In the entries below, every line that contains "arrowhead" must be located and copied.

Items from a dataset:
--- --- ---
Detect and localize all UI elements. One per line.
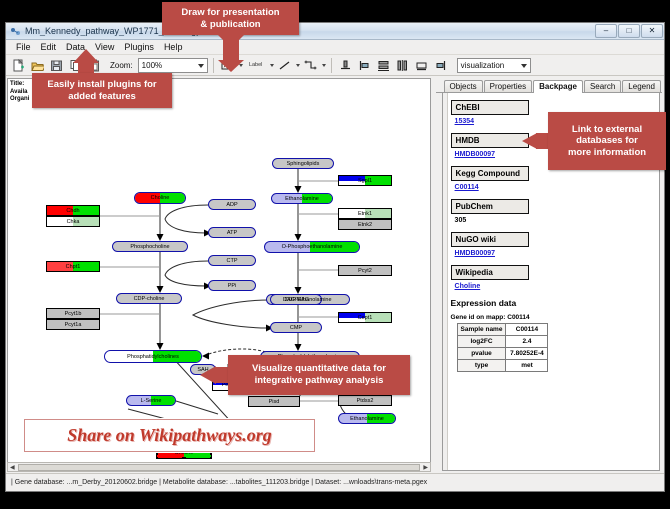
node-label: CDP-choline [134,296,165,302]
size-common-icon[interactable] [413,57,430,74]
row-key: pvalue [457,348,506,360]
align-top-icon[interactable] [337,57,354,74]
node-ethanolamine-bottom[interactable]: Ethanolamine [338,413,396,424]
row-key: log2FC [457,336,506,348]
label-icon[interactable]: Label [245,57,267,74]
draw-callout-arrowhead-icon [218,60,244,72]
node-atp[interactable]: ATP [208,227,256,238]
node-phosphatidylcholines[interactable]: Phosphatidylcholines [104,350,202,363]
pathway-canvas[interactable]: Title: Availa Organi [7,78,431,471]
node-label: Chka [67,219,80,225]
resize-handle-sw[interactable] [156,457,158,459]
table-row: log2FC 2.4 [457,336,548,348]
pubchem-value: 305 [455,217,659,224]
node-label: Sphingolipids [287,161,320,167]
visualize-callout: Visualize quantitative data for integrat… [228,355,410,395]
callout-line-1: Easily install plugins for [47,79,156,91]
table-row: Sample name C00114 [457,324,548,336]
share-banner-text: Share on Wikipathways.org [67,425,272,446]
callout-line-2: databases for [576,135,638,147]
toolbar-separator [331,58,332,73]
node-ppi[interactable]: PPi [208,280,256,291]
side-panel-tabs: Objects Properties Backpage Search Legen… [436,78,662,93]
menu-file[interactable]: File [11,42,36,52]
connector-icon[interactable] [302,57,319,74]
node-label: Ethanolamine [350,416,384,422]
scroll-left-icon[interactable]: ◀ [8,464,17,471]
statusbar-text: | Gene database: ...m_Derby_20120602.bri… [11,479,427,486]
line-icon[interactable] [276,57,293,74]
node-label: Ethanolamine [285,196,319,202]
zoom-label: Zoom: [110,61,133,70]
row-value: 7.80252E-4 [506,348,548,360]
pathvisio-app-icon [10,26,21,37]
node-cmp[interactable]: CMP [270,322,322,333]
node-label: Pcyt1b [65,311,82,317]
callout-line-3: more information [568,147,646,159]
node-o-phosphoethanolamine[interactable]: O-Phosphoethanolamine [264,241,360,253]
node-ptdss2[interactable]: Ptdss2 [338,395,392,406]
node-ethanolamine-top[interactable]: Ethanolamine [271,193,333,204]
tab-search[interactable]: Search [584,80,621,92]
node-label: O-Phosphoethanolamine [282,244,343,250]
node-l-serine-left[interactable]: L-Serine [126,395,176,406]
nugo-header: NuGO wiki [451,232,529,247]
new-file-icon[interactable] [10,57,27,74]
visualization-value: visualization [461,61,505,70]
align-right-icon[interactable] [432,57,449,74]
node-label: L-Serine [141,398,162,404]
tab-backpage[interactable]: Backpage [533,80,583,93]
kegg-link[interactable]: C00114 [455,184,659,191]
open-folder-icon[interactable] [29,57,46,74]
chevron-down-icon[interactable] [270,64,274,67]
callout-line-2: integrative pathway analysis [255,375,384,387]
scroll-thumb[interactable] [18,464,421,471]
plugins-callout-arrowhead-icon [73,49,99,63]
node-label: Sgpl1 [358,178,372,184]
callout-line-2: added features [68,91,136,103]
menu-plugins[interactable]: Plugins [119,42,159,52]
minimize-button[interactable]: – [595,24,617,38]
node-label: Choline [151,195,170,201]
chevron-down-icon[interactable] [322,64,326,67]
resize-handle-se[interactable] [210,457,212,459]
menubar: File Edit Data View Plugins Help [6,40,664,55]
close-button[interactable]: ✕ [641,24,663,38]
node-etnk1[interactable]: Etnk1 [338,208,392,219]
distribute-vertical-icon[interactable] [375,57,392,74]
zoom-combobox[interactable]: 100% [138,58,208,73]
visualization-combobox[interactable]: visualization [457,58,531,73]
node-label: ADP [226,202,237,208]
row-value: C00114 [506,324,548,336]
tab-properties[interactable]: Properties [484,80,532,92]
chebi-header: ChEBI [451,100,529,115]
node-choline-top[interactable]: Choline [134,192,186,204]
row-key: type [457,360,506,372]
nugo-link[interactable]: HMDB00097 [455,250,659,257]
toolbar-separator [213,58,214,73]
node-label: CMP [290,325,302,331]
node-cdp-choline[interactable]: CDP-choline [116,293,182,304]
row-value: 2.4 [506,336,548,348]
screenshot-root: Mm_Kennedy_pathway_WP1771_45176.gpml – □… [0,0,670,509]
wikipedia-link[interactable]: Choline [455,283,659,290]
tab-objects[interactable]: Objects [444,80,483,92]
zoom-value: 100% [142,61,162,70]
node-label: ATP [227,230,237,236]
draw-callout: Draw for presentation & publication [162,2,299,35]
callout-line-1: Link to external [572,124,642,136]
callout-line-1: Draw for presentation [181,7,279,19]
node-pcyt1a[interactable]: Pcyt1a [46,319,100,330]
table-row: pvalue 7.80252E-4 [457,348,548,360]
chevron-down-icon[interactable] [296,64,300,67]
scroll-right-icon[interactable]: ▶ [421,464,430,471]
link-callout-arrowhead-icon [522,133,537,149]
visualize-callout-arrowhead-icon [200,366,216,384]
link-callout: Link to external databases for more info… [548,112,666,170]
canvas-horizontal-scrollbar[interactable]: ◀ ▶ [7,462,431,472]
node-label: PPi [228,283,237,289]
chevron-down-icon [198,64,204,68]
node-sphingolipids[interactable]: Sphingolipids [272,158,334,169]
node-label: Phosphatidylcholines [127,354,179,360]
node-label: Etnk2 [358,222,372,228]
node-phosphocholine[interactable]: Phosphocholine [112,241,188,252]
row-key: Sample name [457,324,506,336]
expression-table: Sample name C00114 log2FC 2.4 pvalue 7.8… [457,323,549,372]
node-label: Pcyt1a [65,322,82,328]
menu-edit[interactable]: Edit [36,42,62,52]
node-etnk2[interactable]: Etnk2 [338,219,392,230]
statusbar: | Gene database: ...m_Derby_20120602.bri… [6,473,664,491]
node-label: Etnk1 [358,211,372,217]
label-text: Label [249,62,262,68]
plugins-callout: Easily install plugins for added feature… [32,73,172,108]
node-label: DAG/MAG [283,297,309,303]
align-left-icon[interactable] [356,57,373,74]
node-label: CTP [227,258,238,264]
node-label: Chdh [66,208,79,214]
node-chdh[interactable]: Chdh [46,205,100,216]
node-label: Chpt1 [66,264,81,270]
maximize-button[interactable]: □ [618,24,640,38]
pubchem-header: PubChem [451,199,529,214]
expression-data-title: Expression data [451,298,659,308]
hmdb-header: HMDB [451,133,529,148]
node-label: Ptdss2 [357,398,374,404]
node-pisd[interactable]: Pisd [248,396,300,407]
callout-line-2: & publication [200,19,260,31]
node-adp[interactable]: ADP [208,199,256,210]
node-label: Phosphocholine [130,244,169,250]
node-ctp[interactable]: CTP [208,255,256,266]
node-chka[interactable]: Chka [46,216,100,227]
window-buttons: – □ ✕ [595,24,664,38]
node-pcyt2[interactable]: Pcyt2 [338,265,392,276]
resize-handle-s[interactable] [182,457,186,459]
gene-id-line: Gene id on mapp: C00114 [451,314,659,321]
menu-help[interactable]: Help [159,42,188,52]
node-sgpl1[interactable]: Sgpl1 [338,175,392,186]
node-pcyt1b[interactable]: Pcyt1b [46,308,100,319]
node-cept1[interactable]: Cept1 [338,312,392,323]
backpage-scrollbar[interactable] [443,93,448,470]
node-label: Pisd [269,399,280,405]
callout-line-1: Visualize quantitative data for [252,363,386,375]
node-label: Pcyt2 [358,268,372,274]
share-banner: Share on Wikipathways.org [24,419,315,452]
kegg-header: Kegg Compound [451,166,529,181]
node-label: Cept1 [358,315,373,321]
node-chpt1[interactable]: Chpt1 [46,261,100,272]
table-row: type met [457,360,548,372]
distribute-horizontal-icon[interactable] [394,57,411,74]
row-value: met [506,360,548,372]
chevron-down-icon [521,64,527,68]
tab-legend[interactable]: Legend [622,80,661,92]
window-titlebar: Mm_Kennedy_pathway_WP1771_45176.gpml – □… [6,23,664,40]
save-icon[interactable] [48,57,65,74]
draw-callout-arrow-icon [218,35,244,48]
wikipedia-header: Wikipedia [451,265,529,280]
--- --- ---
→ **Reply**:
draw-callout-arrowhead-icon [218,60,244,72]
plugins-callout-arrowhead-icon [73,49,99,63]
link-callout-arrowhead-icon [522,133,537,149]
visualize-callout-arrowhead-icon [200,366,216,384]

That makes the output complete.